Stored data
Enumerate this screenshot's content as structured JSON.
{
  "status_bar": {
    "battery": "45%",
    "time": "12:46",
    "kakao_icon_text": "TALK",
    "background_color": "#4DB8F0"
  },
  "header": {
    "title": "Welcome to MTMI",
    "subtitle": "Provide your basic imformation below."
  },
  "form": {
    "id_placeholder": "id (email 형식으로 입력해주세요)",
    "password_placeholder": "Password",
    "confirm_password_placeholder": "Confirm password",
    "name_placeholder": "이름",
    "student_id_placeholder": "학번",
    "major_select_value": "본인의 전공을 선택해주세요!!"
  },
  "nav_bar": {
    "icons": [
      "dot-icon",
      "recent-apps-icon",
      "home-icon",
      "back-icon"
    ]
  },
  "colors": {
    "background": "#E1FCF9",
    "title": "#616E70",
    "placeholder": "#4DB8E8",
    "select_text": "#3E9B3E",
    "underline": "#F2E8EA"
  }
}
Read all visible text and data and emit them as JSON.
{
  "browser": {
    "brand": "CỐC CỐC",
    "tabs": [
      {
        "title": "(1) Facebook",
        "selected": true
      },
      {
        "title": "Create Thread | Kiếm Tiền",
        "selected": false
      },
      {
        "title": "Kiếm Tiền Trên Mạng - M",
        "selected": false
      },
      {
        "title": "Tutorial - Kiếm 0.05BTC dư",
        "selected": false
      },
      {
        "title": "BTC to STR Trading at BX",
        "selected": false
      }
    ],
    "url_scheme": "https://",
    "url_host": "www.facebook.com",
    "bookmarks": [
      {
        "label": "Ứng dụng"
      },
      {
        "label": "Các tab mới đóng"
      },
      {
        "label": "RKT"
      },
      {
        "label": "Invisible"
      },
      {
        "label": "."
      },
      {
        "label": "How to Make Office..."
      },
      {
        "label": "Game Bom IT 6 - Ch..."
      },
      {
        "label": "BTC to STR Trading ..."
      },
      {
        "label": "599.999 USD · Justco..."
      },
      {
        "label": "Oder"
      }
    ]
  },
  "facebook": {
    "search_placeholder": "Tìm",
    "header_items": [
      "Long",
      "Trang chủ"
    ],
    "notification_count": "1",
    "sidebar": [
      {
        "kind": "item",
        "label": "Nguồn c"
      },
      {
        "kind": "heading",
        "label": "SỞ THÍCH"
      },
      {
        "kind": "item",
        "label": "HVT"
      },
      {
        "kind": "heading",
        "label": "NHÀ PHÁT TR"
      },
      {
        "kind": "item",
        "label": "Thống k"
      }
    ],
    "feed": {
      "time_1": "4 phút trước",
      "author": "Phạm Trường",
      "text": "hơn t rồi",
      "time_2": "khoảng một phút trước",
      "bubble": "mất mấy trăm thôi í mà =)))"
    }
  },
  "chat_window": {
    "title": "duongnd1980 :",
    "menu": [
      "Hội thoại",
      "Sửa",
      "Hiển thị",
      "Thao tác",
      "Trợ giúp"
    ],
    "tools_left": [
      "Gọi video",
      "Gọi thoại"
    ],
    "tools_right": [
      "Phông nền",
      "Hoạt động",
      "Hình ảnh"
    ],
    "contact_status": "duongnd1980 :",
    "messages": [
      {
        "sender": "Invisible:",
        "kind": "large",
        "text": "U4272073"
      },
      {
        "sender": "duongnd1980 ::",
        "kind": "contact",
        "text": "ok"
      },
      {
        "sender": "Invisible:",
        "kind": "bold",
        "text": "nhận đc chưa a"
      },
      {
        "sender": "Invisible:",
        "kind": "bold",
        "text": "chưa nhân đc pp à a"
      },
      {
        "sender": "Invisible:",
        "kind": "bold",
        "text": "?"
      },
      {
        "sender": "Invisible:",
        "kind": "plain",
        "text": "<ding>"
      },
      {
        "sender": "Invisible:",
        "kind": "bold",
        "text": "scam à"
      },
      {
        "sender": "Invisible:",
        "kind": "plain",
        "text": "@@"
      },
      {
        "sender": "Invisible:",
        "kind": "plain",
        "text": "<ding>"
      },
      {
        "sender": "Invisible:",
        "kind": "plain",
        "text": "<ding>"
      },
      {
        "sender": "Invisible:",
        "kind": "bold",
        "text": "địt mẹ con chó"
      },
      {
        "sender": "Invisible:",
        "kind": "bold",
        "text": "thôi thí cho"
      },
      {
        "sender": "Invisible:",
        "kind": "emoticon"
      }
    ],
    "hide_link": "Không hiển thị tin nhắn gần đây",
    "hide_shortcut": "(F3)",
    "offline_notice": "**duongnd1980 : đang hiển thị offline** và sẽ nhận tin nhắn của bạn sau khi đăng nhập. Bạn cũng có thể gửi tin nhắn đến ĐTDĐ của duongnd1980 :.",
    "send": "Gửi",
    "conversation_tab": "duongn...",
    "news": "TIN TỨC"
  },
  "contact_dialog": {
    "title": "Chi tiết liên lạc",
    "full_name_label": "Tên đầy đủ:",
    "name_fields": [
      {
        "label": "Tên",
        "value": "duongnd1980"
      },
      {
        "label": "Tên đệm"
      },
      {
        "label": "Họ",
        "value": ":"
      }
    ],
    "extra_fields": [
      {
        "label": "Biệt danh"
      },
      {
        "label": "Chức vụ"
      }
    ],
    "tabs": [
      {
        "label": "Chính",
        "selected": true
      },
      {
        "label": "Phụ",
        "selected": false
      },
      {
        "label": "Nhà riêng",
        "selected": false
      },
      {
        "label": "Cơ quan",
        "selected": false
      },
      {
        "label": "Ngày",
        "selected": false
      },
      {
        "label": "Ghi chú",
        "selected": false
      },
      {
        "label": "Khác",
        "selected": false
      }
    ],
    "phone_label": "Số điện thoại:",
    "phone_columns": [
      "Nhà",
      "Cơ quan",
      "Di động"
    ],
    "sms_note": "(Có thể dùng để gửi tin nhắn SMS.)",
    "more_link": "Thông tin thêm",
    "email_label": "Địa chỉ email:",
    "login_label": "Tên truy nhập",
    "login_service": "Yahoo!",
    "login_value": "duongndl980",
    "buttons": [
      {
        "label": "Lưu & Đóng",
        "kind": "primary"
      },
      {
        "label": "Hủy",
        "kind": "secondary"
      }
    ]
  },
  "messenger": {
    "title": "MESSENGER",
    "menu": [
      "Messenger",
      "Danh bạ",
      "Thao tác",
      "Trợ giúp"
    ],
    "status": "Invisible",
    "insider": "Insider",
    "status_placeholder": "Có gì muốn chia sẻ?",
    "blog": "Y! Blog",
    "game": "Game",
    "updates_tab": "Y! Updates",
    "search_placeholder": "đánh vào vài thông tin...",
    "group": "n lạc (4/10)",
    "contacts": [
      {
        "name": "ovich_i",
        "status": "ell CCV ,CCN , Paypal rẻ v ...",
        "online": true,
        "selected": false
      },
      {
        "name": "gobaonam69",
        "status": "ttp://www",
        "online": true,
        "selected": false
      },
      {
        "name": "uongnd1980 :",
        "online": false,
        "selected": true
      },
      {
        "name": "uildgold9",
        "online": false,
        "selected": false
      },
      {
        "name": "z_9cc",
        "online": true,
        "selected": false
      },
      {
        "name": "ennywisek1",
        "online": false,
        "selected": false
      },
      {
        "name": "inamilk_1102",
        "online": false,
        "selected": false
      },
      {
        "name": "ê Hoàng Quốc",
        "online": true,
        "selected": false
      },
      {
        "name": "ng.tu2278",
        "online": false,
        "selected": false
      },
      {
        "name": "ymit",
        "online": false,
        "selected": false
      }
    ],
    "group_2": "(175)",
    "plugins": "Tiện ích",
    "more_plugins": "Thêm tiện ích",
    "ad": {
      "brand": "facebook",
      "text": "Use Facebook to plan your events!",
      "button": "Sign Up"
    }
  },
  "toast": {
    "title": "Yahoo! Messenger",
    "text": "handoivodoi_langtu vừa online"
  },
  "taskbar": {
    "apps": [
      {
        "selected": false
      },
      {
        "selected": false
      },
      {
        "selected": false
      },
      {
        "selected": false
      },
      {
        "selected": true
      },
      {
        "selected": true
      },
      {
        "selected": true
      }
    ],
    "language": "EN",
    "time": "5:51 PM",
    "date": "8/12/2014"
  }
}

• _WHAT IS NEEDED_: Lines containing the word "trước" are to be tallied; report only the total.

• _RESPONSE_: 2